Task requirements - Spot every line with the word "渔业生产" and return it.
************
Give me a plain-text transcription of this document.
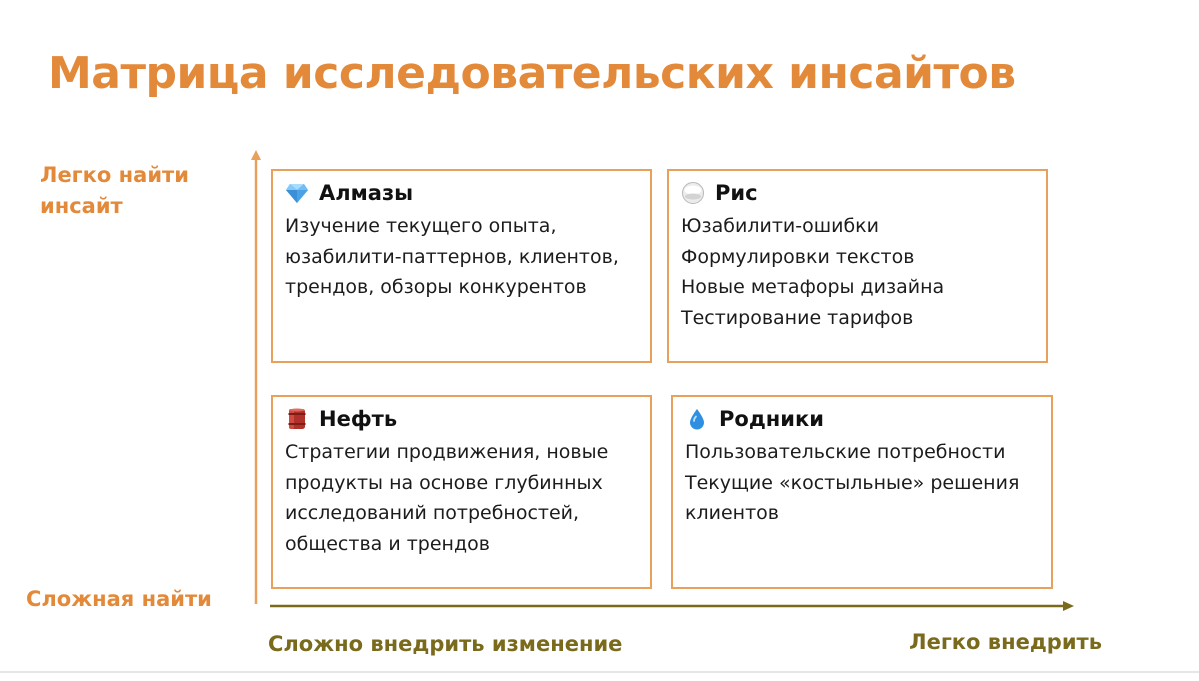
Матрица исследовательских инсайтов
Легко найти инсайт
Сложная найти
Сложно внедрить изменение	Легко внедрить
Алмазы
Изучение текущего опыта,
юзабилити-паттернов, клиентов,
трендов, обзоры конкурентов
Рис
Юзабилити-ошибки
Формулировки текстов
Новые метафоры дизайна
Тестирование тарифов
Нефть
Стратегии продвижения, новые
продукты на основе глубинных
исследований потребностей,
общества и трендов
Родники
Пользовательские потребности
Текущие «костыльные» решения
клиентов
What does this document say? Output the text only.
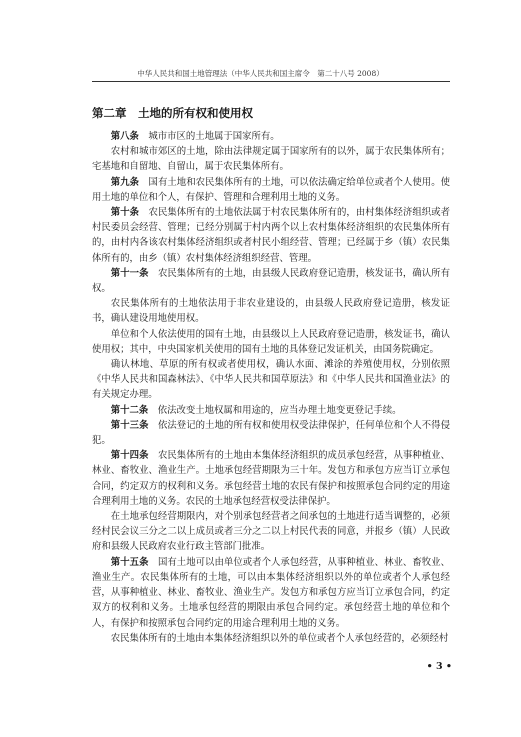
中华人民共和国土地管理法（中华人民共和国主席令　第二十八号 2008）
第二章　土地的所有权和使用权

第八条　 城市市区的土地属于国家所有。

农村和城市郊区的土地，除由法律规定属于国家所有的以外，属于农民集体所有；宅基地和自留地、自留山，属于农民集体所有。

第九条　 国有土地和农民集体所有的土地，可以依法确定给单位或者个人使用。使用土地的单位和个人，有保护、管理和合理利用土地的义务。

第十条　 农民集体所有的土地依法属于村农民集体所有的，由村集体经济组织或者村民委员会经营、管理；已经分别属于村内两个以上农村集体经济组织的农民集体所有的，由村内各该农村集体经济组织或者村民小组经营、管理；已经属于乡（镇）农民集体所有的，由乡（镇）农村集体经济组织经营、管理。

第十一条　 农民集体所有的土地，由县级人民政府登记造册，核发证书，确认所有权。

农民集体所有的土地依法用于非农业建设的，由县级人民政府登记造册，核发证书，确认建设用地使用权。

单位和个人依法使用的国有土地，由县级以上人民政府登记造册，核发证书，确认使用权；其中，中央国家机关使用的国有土地的具体登记发证机关，由国务院确定。

确认林地、草原的所有权或者使用权，确认水面、滩涂的养殖使用权，分别依照《中华人民共和国森林法》、《中华人民共和国草原法》和《中华人民共和国渔业法》的有关规定办理。

第十二条　 依法改变土地权属和用途的，应当办理土地变更登记手续。

第十三条　 依法登记的土地的所有权和使用权受法律保护，任何单位和个人不得侵犯。

第十四条　 农民集体所有的土地由本集体经济组织的成员承包经营，从事种植业、林业、畜牧业、渔业生产。土地承包经营期限为三十年。发包方和承包方应当订立承包合同，约定双方的权利和义务。承包经营土地的农民有保护和按照承包合同约定的用途合理利用土地的义务。农民的土地承包经营权受法律保护。

在土地承包经营期限内，对个别承包经营者之间承包的土地进行适当调整的，必须经村民会议三分之二以上成员或者三分之二以上村民代表的同意，并报乡（镇）人民政府和县级人民政府农业行政主管部门批准。

第十五条　 国有土地可以由单位或者个人承包经营，从事种植业、林业、畜牧业、渔业生产。农民集体所有的土地，可以由本集体经济组织以外的单位或者个人承包经营，从事种植业、林业、畜牧业、渔业生产。发包方和承包方应当订立承包合同，约定双方的权利和义务。土地承包经营的期限由承包合同约定。承包经营土地的单位和个人，有保护和按照承包合同约定的用途合理利用土地的义务。

农民集体所有的土地由本集体经济组织以外的单位或者个人承包经营的，必须经村

• 3 •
************
Correct result -
第十四条　 农民集体所有的土地由本集体经济组织的成员承包经营，从事种植业、林业、畜牧业、渔业生产。土地承包经营期限为三十年。发包方和承包方应当订立承包合同，约定双方的权利和义务。承包经营土地的农民有保护和按照承包合同约定的用途合理利用土地的义务。农民的土地承包经营权受法律保护。
第十五条　 国有土地可以由单位或者个人承包经营，从事种植业、林业、畜牧业、渔业生产。农民集体所有的土地，可以由本集体经济组织以外的单位或者个人承包经营，从事种植业、林业、畜牧业、渔业生产。发包方和承包方应当订立承包合同，约定双方的权利和义务。土地承包经营的期限由承包合同约定。承包经营土地的单位和个人，有保护和按照承包合同约定的用途合理利用土地的义务。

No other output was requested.